Begin GIVEN DATA

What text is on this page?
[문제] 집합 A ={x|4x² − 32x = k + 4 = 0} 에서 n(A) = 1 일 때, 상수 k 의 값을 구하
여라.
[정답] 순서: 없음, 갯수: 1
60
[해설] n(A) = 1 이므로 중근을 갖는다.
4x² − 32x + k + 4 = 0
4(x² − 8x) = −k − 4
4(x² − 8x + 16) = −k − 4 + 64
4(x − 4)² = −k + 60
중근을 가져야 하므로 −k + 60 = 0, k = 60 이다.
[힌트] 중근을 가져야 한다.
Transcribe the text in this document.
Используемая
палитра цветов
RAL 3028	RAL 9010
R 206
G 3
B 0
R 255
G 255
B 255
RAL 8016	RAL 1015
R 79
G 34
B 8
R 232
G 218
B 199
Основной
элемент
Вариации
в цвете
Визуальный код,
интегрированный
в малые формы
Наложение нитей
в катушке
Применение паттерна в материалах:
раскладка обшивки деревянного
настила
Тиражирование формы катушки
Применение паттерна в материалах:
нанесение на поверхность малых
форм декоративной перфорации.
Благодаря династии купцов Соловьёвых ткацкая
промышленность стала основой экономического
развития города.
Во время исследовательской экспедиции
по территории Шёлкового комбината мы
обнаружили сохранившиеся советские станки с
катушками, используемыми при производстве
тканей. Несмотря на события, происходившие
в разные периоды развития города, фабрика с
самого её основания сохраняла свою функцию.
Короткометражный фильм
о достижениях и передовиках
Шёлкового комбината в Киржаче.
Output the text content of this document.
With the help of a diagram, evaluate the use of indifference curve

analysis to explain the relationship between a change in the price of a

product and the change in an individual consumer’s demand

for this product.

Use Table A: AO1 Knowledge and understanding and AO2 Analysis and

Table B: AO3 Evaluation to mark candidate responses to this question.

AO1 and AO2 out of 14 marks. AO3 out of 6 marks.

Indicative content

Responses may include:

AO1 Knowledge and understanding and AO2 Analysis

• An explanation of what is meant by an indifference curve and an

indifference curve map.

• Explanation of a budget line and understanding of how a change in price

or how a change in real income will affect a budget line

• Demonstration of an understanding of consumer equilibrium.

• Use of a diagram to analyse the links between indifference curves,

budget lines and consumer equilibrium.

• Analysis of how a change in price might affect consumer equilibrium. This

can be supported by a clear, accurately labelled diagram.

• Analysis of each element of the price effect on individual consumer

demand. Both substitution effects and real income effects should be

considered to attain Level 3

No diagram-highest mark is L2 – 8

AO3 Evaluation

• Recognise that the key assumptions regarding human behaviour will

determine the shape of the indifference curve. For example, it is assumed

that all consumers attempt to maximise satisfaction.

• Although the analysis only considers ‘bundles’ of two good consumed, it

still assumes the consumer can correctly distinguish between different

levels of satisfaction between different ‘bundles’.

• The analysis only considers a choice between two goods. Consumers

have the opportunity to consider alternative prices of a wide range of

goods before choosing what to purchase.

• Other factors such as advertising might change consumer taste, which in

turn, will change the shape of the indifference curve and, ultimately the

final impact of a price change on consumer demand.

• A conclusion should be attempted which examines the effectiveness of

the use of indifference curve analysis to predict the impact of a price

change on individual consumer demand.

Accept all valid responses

End GIVEN DATA

▸ EXERCISE: Repeat the material above in full, keeping every word.

▸ OUTPUT BELOW:
What text is on this page?
[문제] 집합 A ={x|4x² − 32x = k + 4 = 0} 에서 n(A) = 1 일 때, 상수 k 의 값을 구하
여라.
[정답] 순서: 없음, 갯수: 1
60
[해설] n(A) = 1 이므로 중근을 갖는다.
4x² − 32x + k + 4 = 0
4(x² − 8x) = −k − 4
4(x² − 8x + 16) = −k − 4 + 64
4(x − 4)² = −k + 60
중근을 가져야 하므로 −k + 60 = 0, k = 60 이다.
[힌트] 중근을 가져야 한다.
Transcribe the text in this document.
Используемая
палитра цветов
RAL 3028	RAL 9010
R 206
G 3
B 0
R 255
G 255
B 255
RAL 8016	RAL 1015
R 79
G 34
B 8
R 232
G 218
B 199
Основной
элемент
Вариации
в цвете
Визуальный код,
интегрированный
в малые формы
Наложение нитей
в катушке
Применение паттерна в материалах:
раскладка обшивки деревянного
настила
Тиражирование формы катушки
Применение паттерна в материалах:
нанесение на поверхность малых
форм декоративной перфорации.
Благодаря династии купцов Соловьёвых ткацкая
промышленность стала основой экономического
развития города.
Во время исследовательской экспедиции
по территории Шёлкового комбината мы
обнаружили сохранившиеся советские станки с
катушками, используемыми при производстве
тканей. Несмотря на события, происходившие
в разные периоды развития города, фабрика с
самого её основания сохраняла свою функцию.
Короткометражный фильм
о достижениях и передовиках
Шёлкового комбината в Киржаче.
Output the text content of this document.
With the help of a diagram, evaluate the use of indifference curve

analysis to explain the relationship between a change in the price of a

product and the change in an individual consumer’s demand

for this product.

Use Table A: AO1 Knowledge and understanding and AO2 Analysis and

Table B: AO3 Evaluation to mark candidate responses to this question.

AO1 and AO2 out of 14 marks. AO3 out of 6 marks.

Indicative content

Responses may include:

AO1 Knowledge and understanding and AO2 Analysis

• An explanation of what is meant by an indifference curve and an

indifference curve map.

• Explanation of a budget line and understanding of how a change in price

or how a change in real income will affect a budget line

• Demonstration of an understanding of consumer equilibrium.

• Use of a diagram to analyse the links between indifference curves,

budget lines and consumer equilibrium.

• Analysis of how a change in price might affect consumer equilibrium. This

can be supported by a clear, accurately labelled diagram.

• Analysis of each element of the price effect on individual consumer

demand. Both substitution effects and real income effects should be

considered to attain Level 3

No diagram-highest mark is L2 – 8

AO3 Evaluation

• Recognise that the key assumptions regarding human behaviour will

determine the shape of the indifference curve. For example, it is assumed

that all consumers attempt to maximise satisfaction.

• Although the analysis only considers ‘bundles’ of two good consumed, it

still assumes the consumer can correctly distinguish between different

levels of satisfaction between different ‘bundles’.

• The analysis only considers a choice between two goods. Consumers

have the opportunity to consider alternative prices of a wide range of

goods before choosing what to purchase.

• Other factors such as advertising might change consumer taste, which in

turn, will change the shape of the indifference curve and, ultimately the

final impact of a price change on consumer demand.

• A conclusion should be attempted which examines the effectiveness of

the use of indifference curve analysis to predict the impact of a price

change on individual consumer demand.

Accept all valid responses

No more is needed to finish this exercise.